**WRITTEN PROBLEM:** Within the data that follows, how many lines carry the string "title"? Give the number alone.

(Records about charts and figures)
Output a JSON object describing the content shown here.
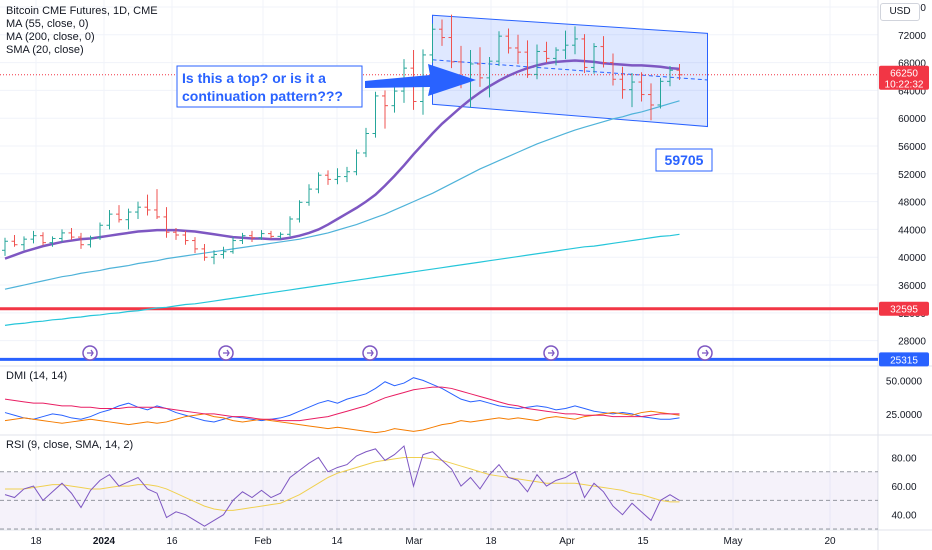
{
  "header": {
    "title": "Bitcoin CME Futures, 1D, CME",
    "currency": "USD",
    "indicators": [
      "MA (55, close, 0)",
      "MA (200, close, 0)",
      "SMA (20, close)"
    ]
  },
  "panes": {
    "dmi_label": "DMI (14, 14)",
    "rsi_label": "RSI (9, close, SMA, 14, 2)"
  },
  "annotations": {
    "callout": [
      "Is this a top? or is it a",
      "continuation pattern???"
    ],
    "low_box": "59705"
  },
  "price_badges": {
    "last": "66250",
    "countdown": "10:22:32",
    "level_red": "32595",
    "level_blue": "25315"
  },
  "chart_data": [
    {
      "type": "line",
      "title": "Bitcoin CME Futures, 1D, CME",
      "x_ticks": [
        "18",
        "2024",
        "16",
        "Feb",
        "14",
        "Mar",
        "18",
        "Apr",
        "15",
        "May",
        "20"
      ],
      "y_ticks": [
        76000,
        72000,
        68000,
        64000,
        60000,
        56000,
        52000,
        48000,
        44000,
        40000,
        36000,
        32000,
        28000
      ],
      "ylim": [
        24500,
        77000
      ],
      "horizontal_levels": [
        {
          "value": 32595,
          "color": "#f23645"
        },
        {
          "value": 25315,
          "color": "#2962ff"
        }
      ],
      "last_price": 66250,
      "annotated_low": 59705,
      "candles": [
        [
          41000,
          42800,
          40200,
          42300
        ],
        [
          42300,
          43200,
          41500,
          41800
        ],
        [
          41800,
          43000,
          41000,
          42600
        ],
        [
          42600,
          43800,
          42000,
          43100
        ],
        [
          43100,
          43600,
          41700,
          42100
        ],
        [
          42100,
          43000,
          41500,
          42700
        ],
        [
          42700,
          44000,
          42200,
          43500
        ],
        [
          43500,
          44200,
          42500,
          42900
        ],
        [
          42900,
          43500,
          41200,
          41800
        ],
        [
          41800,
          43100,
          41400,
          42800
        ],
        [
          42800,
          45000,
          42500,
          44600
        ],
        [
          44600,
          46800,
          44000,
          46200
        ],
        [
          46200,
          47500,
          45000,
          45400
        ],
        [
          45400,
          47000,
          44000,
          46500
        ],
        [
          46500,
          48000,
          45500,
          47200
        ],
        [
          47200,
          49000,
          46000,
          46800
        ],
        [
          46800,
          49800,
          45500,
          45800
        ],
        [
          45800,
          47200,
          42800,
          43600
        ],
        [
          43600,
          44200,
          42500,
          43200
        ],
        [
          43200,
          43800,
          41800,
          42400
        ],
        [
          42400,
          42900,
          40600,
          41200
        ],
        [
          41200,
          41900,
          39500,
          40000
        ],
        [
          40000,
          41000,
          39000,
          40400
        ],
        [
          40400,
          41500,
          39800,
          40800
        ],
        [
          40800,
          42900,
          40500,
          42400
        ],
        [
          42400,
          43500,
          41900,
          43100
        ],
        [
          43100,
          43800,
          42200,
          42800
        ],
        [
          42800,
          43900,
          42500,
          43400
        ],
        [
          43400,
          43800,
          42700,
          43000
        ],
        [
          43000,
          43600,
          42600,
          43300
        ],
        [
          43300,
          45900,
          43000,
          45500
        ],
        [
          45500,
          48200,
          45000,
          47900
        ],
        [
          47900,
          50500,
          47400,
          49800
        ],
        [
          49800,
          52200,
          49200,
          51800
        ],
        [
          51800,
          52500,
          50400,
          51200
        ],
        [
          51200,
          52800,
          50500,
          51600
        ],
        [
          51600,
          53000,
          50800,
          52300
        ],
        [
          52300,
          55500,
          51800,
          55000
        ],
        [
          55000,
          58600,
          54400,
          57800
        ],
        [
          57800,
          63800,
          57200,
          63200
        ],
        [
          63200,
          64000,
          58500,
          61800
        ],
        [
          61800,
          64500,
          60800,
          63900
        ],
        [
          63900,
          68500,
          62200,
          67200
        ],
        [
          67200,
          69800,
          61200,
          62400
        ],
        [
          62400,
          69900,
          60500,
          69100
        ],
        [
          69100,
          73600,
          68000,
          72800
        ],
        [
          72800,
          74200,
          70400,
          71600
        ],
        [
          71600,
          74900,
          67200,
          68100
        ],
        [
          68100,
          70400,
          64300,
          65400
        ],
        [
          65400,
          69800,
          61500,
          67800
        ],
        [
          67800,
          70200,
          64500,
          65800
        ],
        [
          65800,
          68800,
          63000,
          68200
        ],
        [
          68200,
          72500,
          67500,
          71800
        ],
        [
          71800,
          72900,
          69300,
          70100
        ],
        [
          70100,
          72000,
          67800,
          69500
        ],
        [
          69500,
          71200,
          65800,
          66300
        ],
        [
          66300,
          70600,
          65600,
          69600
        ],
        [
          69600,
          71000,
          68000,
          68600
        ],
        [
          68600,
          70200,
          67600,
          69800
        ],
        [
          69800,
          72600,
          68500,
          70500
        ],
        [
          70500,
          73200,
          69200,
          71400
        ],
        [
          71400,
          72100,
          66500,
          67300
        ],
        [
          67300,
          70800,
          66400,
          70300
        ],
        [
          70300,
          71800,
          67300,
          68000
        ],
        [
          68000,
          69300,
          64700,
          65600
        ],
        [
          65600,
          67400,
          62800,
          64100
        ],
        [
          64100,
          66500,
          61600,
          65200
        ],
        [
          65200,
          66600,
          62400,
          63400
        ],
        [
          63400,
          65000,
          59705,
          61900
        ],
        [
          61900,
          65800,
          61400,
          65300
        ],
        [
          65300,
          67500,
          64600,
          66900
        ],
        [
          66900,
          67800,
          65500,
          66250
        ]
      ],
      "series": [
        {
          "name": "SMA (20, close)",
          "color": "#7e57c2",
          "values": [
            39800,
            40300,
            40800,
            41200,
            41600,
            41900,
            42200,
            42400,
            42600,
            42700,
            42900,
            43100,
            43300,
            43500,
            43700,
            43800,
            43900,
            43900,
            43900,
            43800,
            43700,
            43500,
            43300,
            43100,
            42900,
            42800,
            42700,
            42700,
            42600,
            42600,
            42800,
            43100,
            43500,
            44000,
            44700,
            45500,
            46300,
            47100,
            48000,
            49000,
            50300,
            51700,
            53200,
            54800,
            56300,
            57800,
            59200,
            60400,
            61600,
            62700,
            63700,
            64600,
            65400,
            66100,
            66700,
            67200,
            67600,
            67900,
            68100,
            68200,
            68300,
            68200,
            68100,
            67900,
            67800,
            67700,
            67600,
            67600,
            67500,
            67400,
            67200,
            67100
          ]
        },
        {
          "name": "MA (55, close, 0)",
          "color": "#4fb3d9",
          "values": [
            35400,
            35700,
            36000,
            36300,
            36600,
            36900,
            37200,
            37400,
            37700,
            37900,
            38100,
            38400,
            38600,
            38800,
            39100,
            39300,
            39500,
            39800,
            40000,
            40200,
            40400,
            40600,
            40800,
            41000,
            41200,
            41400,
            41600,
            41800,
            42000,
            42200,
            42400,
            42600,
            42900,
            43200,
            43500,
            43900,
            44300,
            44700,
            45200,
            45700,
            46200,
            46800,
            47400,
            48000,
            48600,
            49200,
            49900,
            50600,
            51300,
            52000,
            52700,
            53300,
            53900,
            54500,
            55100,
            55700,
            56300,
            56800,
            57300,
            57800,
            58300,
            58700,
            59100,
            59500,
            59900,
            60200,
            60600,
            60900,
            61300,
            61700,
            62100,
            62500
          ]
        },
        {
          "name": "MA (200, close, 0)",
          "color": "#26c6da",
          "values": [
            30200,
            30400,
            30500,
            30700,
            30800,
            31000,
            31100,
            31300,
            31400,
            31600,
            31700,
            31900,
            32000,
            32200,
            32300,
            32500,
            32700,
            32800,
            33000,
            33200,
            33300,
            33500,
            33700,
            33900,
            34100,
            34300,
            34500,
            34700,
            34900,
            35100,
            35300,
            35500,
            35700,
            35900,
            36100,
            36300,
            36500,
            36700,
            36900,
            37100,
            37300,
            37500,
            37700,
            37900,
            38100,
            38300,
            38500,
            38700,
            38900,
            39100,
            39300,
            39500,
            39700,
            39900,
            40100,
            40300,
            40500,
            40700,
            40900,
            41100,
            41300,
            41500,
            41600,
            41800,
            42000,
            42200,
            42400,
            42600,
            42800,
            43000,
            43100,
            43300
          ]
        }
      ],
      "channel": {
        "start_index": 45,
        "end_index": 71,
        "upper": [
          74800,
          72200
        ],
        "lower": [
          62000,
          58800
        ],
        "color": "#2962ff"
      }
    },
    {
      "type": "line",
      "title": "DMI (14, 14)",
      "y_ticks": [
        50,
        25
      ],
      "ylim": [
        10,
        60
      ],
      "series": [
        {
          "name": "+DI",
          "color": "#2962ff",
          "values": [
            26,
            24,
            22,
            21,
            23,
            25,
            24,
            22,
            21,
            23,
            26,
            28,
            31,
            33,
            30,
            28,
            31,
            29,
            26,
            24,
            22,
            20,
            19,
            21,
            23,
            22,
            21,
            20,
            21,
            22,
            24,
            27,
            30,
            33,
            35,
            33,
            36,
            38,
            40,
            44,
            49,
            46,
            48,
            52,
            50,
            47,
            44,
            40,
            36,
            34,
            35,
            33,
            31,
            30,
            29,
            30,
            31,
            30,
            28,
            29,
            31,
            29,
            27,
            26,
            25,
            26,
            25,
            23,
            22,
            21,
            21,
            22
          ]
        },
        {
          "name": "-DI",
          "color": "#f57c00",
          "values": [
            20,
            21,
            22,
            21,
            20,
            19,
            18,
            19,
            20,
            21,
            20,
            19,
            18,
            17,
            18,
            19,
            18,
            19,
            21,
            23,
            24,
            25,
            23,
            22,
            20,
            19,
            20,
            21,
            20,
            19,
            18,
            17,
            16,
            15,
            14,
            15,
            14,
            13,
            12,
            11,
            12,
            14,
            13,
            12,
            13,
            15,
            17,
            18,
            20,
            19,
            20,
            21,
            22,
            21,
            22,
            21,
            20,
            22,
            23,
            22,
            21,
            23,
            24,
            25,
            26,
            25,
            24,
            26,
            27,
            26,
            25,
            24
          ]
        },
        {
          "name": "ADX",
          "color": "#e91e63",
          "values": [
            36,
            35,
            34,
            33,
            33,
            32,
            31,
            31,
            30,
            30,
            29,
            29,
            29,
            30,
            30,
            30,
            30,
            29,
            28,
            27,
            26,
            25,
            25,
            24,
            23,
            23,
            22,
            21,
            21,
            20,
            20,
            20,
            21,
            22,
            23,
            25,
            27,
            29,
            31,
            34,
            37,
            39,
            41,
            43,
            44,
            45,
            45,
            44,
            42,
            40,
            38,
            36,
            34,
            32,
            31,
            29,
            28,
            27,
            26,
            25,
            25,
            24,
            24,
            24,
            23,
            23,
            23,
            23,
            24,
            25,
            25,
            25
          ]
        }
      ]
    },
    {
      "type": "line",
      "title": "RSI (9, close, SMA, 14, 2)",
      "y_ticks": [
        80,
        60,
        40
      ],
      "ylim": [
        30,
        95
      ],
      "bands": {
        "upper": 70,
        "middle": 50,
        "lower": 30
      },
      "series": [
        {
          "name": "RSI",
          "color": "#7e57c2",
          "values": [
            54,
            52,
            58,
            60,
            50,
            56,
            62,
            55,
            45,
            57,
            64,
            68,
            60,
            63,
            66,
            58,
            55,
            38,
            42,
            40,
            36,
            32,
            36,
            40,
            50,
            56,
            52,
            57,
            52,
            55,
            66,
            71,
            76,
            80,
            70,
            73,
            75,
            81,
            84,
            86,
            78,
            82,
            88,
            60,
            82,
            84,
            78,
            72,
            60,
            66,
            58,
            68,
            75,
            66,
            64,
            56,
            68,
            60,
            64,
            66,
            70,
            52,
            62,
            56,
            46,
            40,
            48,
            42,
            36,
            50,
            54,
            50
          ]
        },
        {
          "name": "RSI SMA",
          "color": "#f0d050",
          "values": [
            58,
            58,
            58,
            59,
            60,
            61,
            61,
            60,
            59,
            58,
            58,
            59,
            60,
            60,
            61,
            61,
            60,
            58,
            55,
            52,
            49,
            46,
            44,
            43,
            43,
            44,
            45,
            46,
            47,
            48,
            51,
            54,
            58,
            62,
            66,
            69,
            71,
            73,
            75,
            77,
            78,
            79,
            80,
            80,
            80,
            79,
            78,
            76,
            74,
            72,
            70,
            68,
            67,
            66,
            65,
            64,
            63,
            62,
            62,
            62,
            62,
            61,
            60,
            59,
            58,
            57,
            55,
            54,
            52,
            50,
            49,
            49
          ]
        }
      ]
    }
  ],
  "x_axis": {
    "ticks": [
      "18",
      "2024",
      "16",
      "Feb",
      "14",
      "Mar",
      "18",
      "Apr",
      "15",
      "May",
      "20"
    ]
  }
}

**RESULT BELOW:** 4